Tasks
**A.** Copy the stretch of the release_pages patch note from "No performance impact" through "copied everywhere.".
**B.** Answer these questions from the release_pages patch note:
(i) Who signed off on the change?
(ii) How many files does the change touch?
(iii) What performance impact is expected?

Text extract
####################
All callers of release_pages claim the pages being released are cache hot.
As no one cares about the hotness of pages being released to the allocator,
just ditch the parameter.

No performance impact is expected as the overhead is marginal. The parameter
is removed simply because it is a bit stupid to have a useless parameter
copied everywhere.

Signed-off-by: Mel Gorman <mgorman@techsingularity.net>
---
 drivers/gpu/drm/amd/amdgpu/amdgpu_cs.c  | 6 ++----
 drivers/gpu/drm/amd/amdgpu/amdgpu_gem.c | 2 +-
 drivers/gpu/drm/amd/amdgpu/amdgpu_ttm.c | 2 +-
 drivers/gpu/drm/etnaviv/etnaviv_gem.c   | 6 +++---
 drivers/gpu/drm/i915/i915_gem_userptr.c | 4 ++--
 drivers/gpu/drm/radeon/radeon_ttm.c     | 2 +-
 fs/fuse/dev.c                           | 2 +-
 include/linux/pagemap.h                 | 2 +-
 include/linux/swap.h                    | 2 +-
 mm/swap.c                               | 8 ++++----
 mm/swap_state.c                         | 2 +-
 11 files changed, 18 insertions(+), 20 deletions(-)
####################
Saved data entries

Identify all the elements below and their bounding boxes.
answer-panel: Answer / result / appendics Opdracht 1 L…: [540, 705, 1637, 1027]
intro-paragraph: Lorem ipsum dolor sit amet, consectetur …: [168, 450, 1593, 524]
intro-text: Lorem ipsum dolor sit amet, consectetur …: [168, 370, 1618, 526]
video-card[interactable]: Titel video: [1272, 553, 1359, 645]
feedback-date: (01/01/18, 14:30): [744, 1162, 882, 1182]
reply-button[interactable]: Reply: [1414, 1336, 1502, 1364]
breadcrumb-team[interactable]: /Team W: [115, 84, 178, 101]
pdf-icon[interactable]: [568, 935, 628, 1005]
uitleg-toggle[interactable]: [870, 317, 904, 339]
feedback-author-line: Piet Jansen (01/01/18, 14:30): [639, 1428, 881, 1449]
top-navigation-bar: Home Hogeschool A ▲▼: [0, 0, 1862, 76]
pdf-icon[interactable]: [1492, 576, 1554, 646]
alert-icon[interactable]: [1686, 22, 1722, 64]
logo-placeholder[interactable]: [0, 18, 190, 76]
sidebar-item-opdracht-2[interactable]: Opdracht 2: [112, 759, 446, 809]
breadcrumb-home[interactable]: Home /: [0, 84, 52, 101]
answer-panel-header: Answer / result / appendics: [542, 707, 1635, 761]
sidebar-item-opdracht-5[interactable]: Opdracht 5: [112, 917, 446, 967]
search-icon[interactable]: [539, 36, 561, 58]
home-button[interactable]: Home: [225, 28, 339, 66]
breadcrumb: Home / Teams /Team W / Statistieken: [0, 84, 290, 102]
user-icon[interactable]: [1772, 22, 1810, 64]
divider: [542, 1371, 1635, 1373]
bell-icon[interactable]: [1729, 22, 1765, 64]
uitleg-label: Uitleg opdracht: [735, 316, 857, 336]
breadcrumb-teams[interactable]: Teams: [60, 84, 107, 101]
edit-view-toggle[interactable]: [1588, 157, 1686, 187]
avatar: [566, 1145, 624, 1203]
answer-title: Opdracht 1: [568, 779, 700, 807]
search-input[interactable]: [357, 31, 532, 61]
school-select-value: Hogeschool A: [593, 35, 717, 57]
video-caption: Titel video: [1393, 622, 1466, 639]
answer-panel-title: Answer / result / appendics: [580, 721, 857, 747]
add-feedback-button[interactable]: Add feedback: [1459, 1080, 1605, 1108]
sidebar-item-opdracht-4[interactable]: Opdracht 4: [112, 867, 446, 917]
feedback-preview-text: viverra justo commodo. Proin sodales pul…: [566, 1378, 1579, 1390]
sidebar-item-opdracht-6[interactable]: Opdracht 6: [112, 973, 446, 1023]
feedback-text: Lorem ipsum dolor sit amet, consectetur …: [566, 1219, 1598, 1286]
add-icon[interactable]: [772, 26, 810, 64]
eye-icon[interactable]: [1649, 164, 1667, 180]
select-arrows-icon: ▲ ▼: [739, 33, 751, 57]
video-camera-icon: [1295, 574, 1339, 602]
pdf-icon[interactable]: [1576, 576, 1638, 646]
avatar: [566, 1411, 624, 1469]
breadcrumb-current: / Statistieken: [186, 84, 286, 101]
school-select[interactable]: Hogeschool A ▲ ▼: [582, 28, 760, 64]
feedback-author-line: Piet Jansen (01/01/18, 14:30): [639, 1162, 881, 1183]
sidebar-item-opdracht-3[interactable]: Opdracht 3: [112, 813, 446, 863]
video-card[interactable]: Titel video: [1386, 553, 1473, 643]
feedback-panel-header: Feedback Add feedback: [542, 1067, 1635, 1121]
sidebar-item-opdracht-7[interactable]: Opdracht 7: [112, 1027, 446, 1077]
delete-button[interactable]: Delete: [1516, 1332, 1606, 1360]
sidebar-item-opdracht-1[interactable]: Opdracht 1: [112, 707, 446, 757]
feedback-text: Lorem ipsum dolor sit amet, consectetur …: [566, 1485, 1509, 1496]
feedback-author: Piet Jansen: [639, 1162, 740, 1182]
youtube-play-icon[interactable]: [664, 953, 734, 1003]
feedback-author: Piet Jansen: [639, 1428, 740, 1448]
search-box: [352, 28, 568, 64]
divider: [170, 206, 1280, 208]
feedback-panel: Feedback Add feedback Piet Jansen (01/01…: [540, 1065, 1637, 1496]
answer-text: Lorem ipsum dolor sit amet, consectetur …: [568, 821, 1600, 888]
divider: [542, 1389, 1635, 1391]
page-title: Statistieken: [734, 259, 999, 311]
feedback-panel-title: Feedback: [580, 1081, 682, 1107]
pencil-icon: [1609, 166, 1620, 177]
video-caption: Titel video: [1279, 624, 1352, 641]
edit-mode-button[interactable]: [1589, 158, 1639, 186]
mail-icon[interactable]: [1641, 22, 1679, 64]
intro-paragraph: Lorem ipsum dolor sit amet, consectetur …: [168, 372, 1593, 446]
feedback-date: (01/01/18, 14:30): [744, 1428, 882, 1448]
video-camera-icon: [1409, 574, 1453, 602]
####################
Answers for the tasks
**A.**
No performance impact is expected as the overhead is marginal. The parameter
is removed simply because it is a bit stupid to have a useless parameter
copied everywhere.

**B.**
(i) Mel Gorman
(ii) 11
(iii) None; the overhead is marginal.